Stored data entries:
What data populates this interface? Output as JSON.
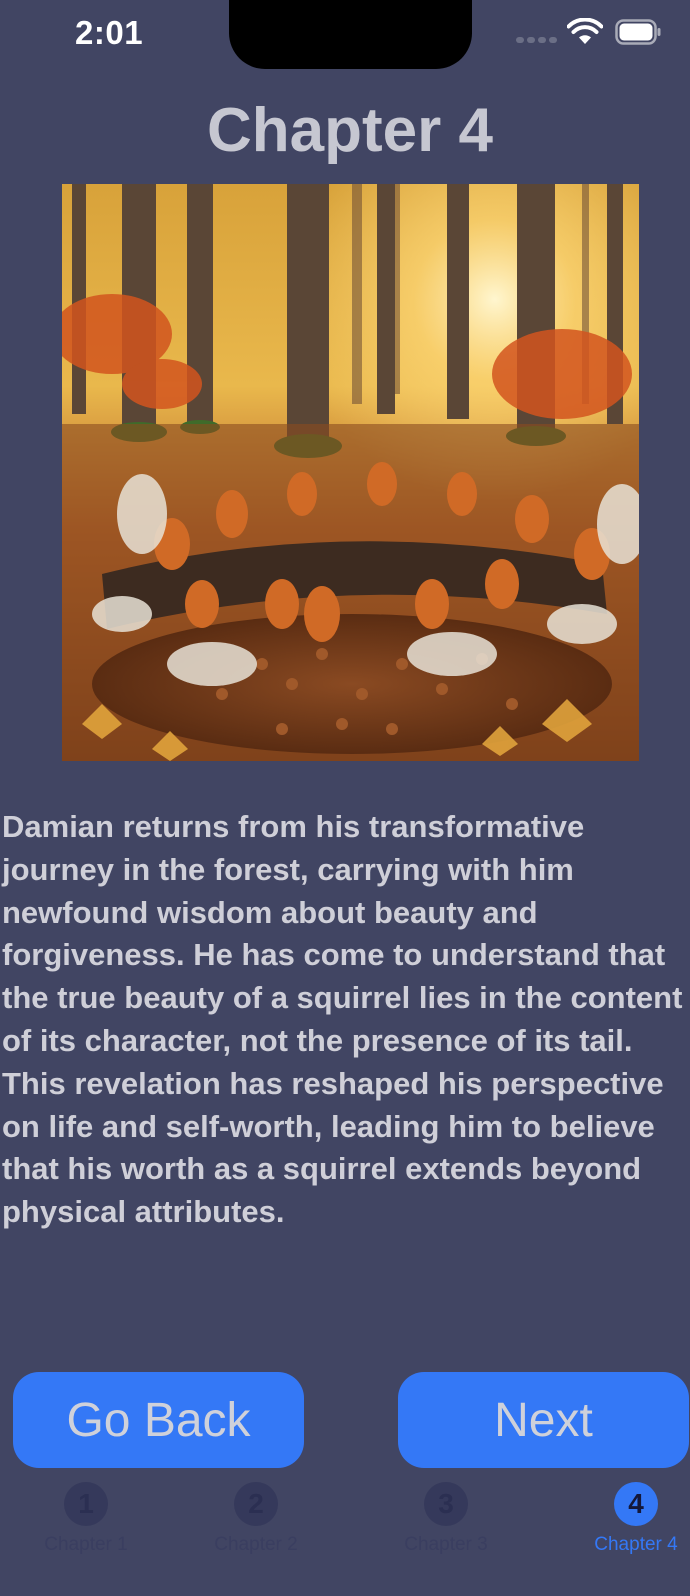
{
  "status_bar": {
    "time": "2:01",
    "signal_icon": "cellular-signal-icon",
    "wifi_icon": "wifi-icon",
    "battery_icon": "battery-icon"
  },
  "page": {
    "title": "Chapter 4",
    "illustration_subject": "squirrels gathered around a log with acorns in an autumn forest",
    "story": "Damian returns from his transformative journey in the forest, carrying with him newfound wisdom about beauty and forgiveness. He has come to understand that the true beauty of a squirrel lies in the content of its character, not the presence of its tail. This revelation has reshaped his perspective on life and self-worth, leading him to believe that his worth as a squirrel extends beyond physical attributes."
  },
  "buttons": {
    "back_label": "Go Back",
    "next_label": "Next"
  },
  "tabs": [
    {
      "number": "1",
      "label": "Chapter 1"
    },
    {
      "number": "2",
      "label": "Chapter 2"
    },
    {
      "number": "3",
      "label": "Chapter 3"
    },
    {
      "number": "4",
      "label": "Chapter 4"
    }
  ],
  "active_tab": "4",
  "colors": {
    "background": "#414563",
    "accent": "#3478f6",
    "title_text": "#c6c7d1"
  }
}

What you need to do:
Retype each record exactly as it stands, but do not include the pictures.

Result:
What data populates this interface? Output as JSON.
{
  "status_bar": {
    "time": "2:01",
    "signal_icon": "cellular-signal-icon",
    "wifi_icon": "wifi-icon",
    "battery_icon": "battery-icon"
  },
  "page": {
    "title": "Chapter 4",
    "illustration_subject": "squirrels gathered around a log with acorns in an autumn forest",
    "story": "Damian returns from his transformative journey in the forest, carrying with him newfound wisdom about beauty and forgiveness. He has come to understand that the true beauty of a squirrel lies in the content of its character, not the presence of its tail. This revelation has reshaped his perspective on life and self-worth, leading him to believe that his worth as a squirrel extends beyond physical attributes."
  },
  "buttons": {
    "back_label": "Go Back",
    "next_label": "Next"
  },
  "tabs": [
    {
      "number": "1",
      "label": "Chapter 1"
    },
    {
      "number": "2",
      "label": "Chapter 2"
    },
    {
      "number": "3",
      "label": "Chapter 3"
    },
    {
      "number": "4",
      "label": "Chapter 4"
    }
  ],
  "active_tab": "4",
  "colors": {
    "background": "#414563",
    "accent": "#3478f6",
    "title_text": "#c6c7d1"
  }
}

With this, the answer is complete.